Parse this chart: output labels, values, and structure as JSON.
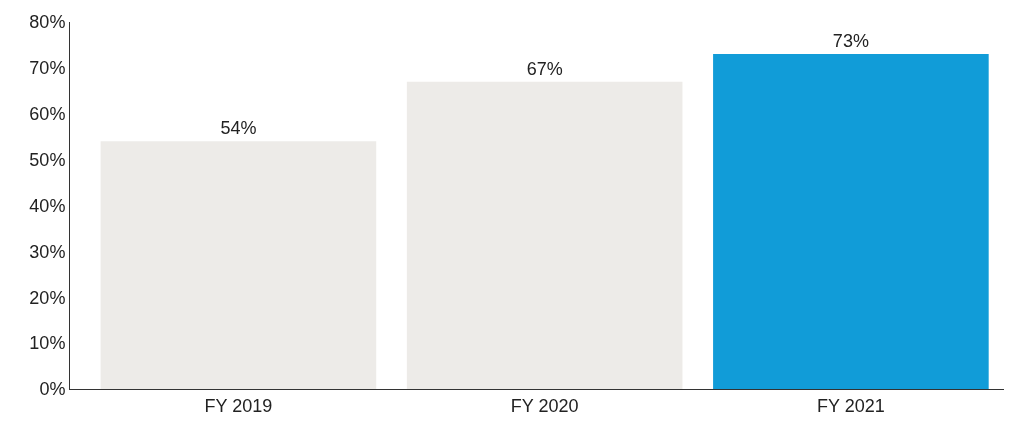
{
  "chart_data": {
    "type": "bar",
    "categories": [
      "FY 2019",
      "FY 2020",
      "FY 2021"
    ],
    "values": [
      54,
      67,
      73
    ],
    "colors": [
      "#edebe8",
      "#edebe8",
      "#119cd8"
    ],
    "value_labels": [
      "54%",
      "67%",
      "73%"
    ],
    "ylim": [
      0,
      80
    ],
    "yticks": [
      {
        "value": 0,
        "label": "0%"
      },
      {
        "value": 10,
        "label": "10%"
      },
      {
        "value": 20,
        "label": "20%"
      },
      {
        "value": 30,
        "label": "30%"
      },
      {
        "value": 40,
        "label": "40%"
      },
      {
        "value": 50,
        "label": "50%"
      },
      {
        "value": 60,
        "label": "60%"
      },
      {
        "value": 70,
        "label": "70%"
      },
      {
        "value": 80,
        "label": "80%"
      }
    ],
    "orientation": "vertical"
  }
}
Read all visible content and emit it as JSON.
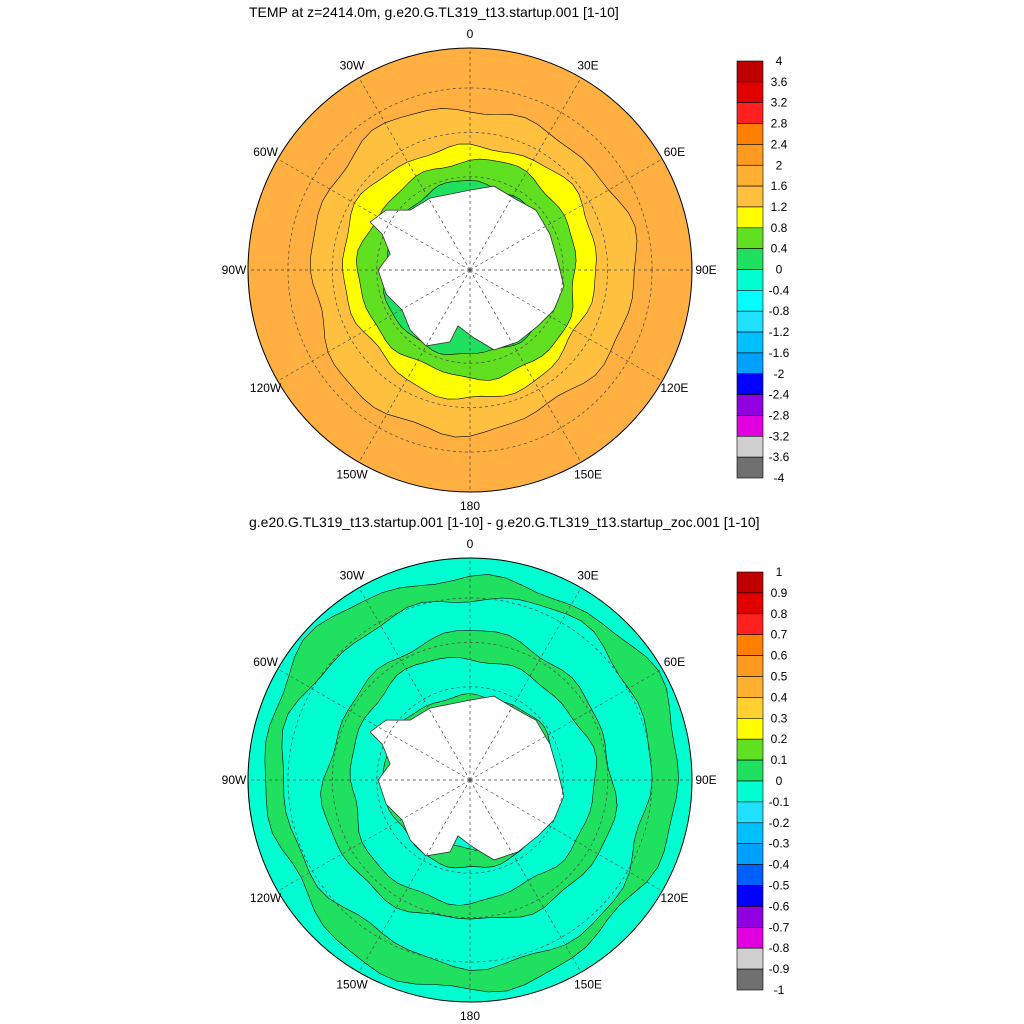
{
  "panels": [
    {
      "title": "TEMP at z=2414.0m, g.e20.G.TL319_t13.startup.001 [1-10]",
      "lon_labels": [
        "0",
        "30E",
        "60E",
        "90E",
        "120E",
        "150E",
        "180",
        "150W",
        "120W",
        "90W",
        "60W",
        "30W"
      ],
      "colorbar": {
        "labels": [
          "4",
          "3.6",
          "3.2",
          "2.8",
          "2.4",
          "2",
          "1.6",
          "1.2",
          "0.8",
          "0.4",
          "0",
          "-0.4",
          "-0.8",
          "-1.2",
          "-1.6",
          "-2",
          "-2.4",
          "-2.8",
          "-3.2",
          "-3.6",
          "-4"
        ],
        "colors": [
          "#c00000",
          "#e00000",
          "#ff2020",
          "#ff8000",
          "#ff9a20",
          "#ffb030",
          "#ffc040",
          "#ffff00",
          "#60e020",
          "#20e060",
          "#00ffd0",
          "#00ffff",
          "#20e0ff",
          "#00c0ff",
          "#00a0ff",
          "#0000ff",
          "#9000e0",
          "#e000e0",
          "#d0d0d0",
          "#707070"
        ]
      },
      "rings": [
        {
          "r": 0.0,
          "c": "#ffb040"
        },
        {
          "r": 0.32,
          "c": "#ffc040"
        },
        {
          "r": 0.48,
          "c": "#ffff00"
        },
        {
          "r": 0.56,
          "c": "#60e020"
        },
        {
          "r": 0.66,
          "c": "#20e060"
        },
        {
          "r": 0.8,
          "c": "#00ffd0"
        }
      ]
    },
    {
      "title": "g.e20.G.TL319_t13.startup.001 [1-10] - g.e20.G.TL319_t13.startup_zoc.001 [1-10]",
      "lon_labels": [
        "0",
        "30E",
        "60E",
        "90E",
        "120E",
        "150E",
        "180",
        "150W",
        "120W",
        "90W",
        "60W",
        "30W"
      ],
      "colorbar": {
        "labels": [
          "1",
          "0.9",
          "0.8",
          "0.7",
          "0.6",
          "0.5",
          "0.4",
          "0.3",
          "0.2",
          "0.1",
          "0",
          "-0.1",
          "-0.2",
          "-0.3",
          "-0.4",
          "-0.5",
          "-0.6",
          "-0.7",
          "-0.8",
          "-0.9",
          "-1"
        ],
        "colors": [
          "#c00000",
          "#e00000",
          "#ff2020",
          "#ff8000",
          "#ff9a20",
          "#ffb030",
          "#ffd030",
          "#ffff00",
          "#60e020",
          "#20e060",
          "#00ffd0",
          "#20e0ff",
          "#00c0ff",
          "#00a0ff",
          "#0060ff",
          "#0000ff",
          "#9000e0",
          "#e000e0",
          "#d0d0d0",
          "#707070"
        ]
      },
      "rings": [
        {
          "r": 0.0,
          "c": "#00ffd0"
        },
        {
          "r": 0.12,
          "c": "#20e060"
        },
        {
          "r": 0.22,
          "c": "#00ffd0"
        },
        {
          "r": 0.4,
          "c": "#20e060"
        },
        {
          "r": 0.5,
          "c": "#00ffd0"
        },
        {
          "r": 0.66,
          "c": "#20e060"
        },
        {
          "r": 0.74,
          "c": "#00ffd0"
        }
      ]
    }
  ]
}
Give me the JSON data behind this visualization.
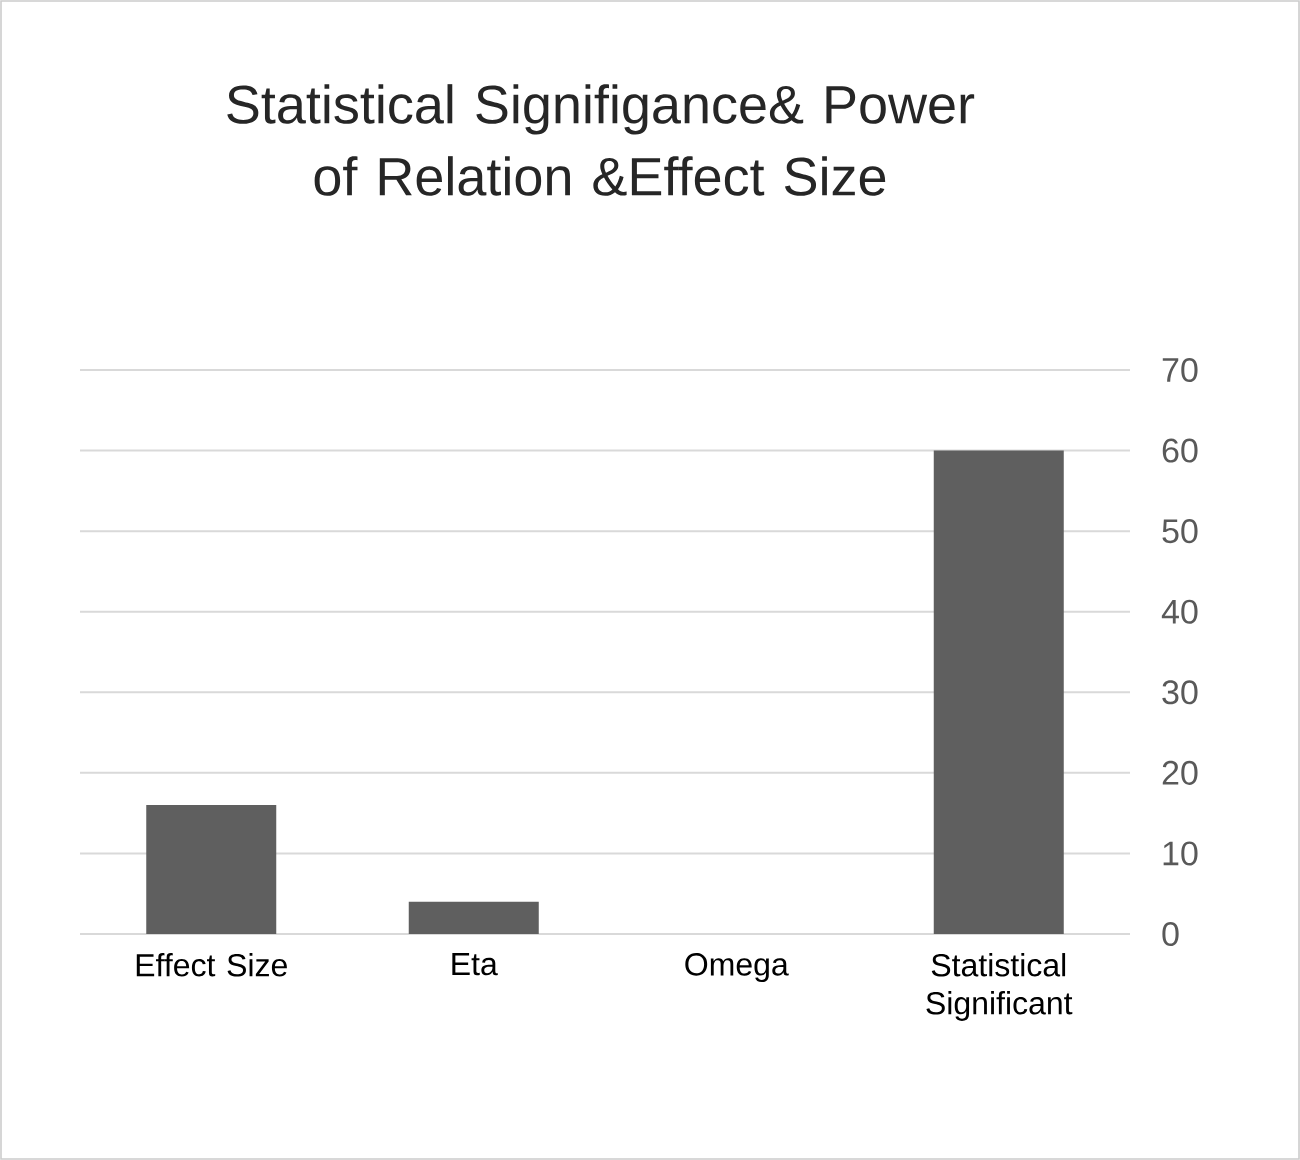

:: GIVEN REQUEST ::
What is the number of lines in the records that contain the string "values"? Give only that number.

:: ANSWER TO THE TASK ::
2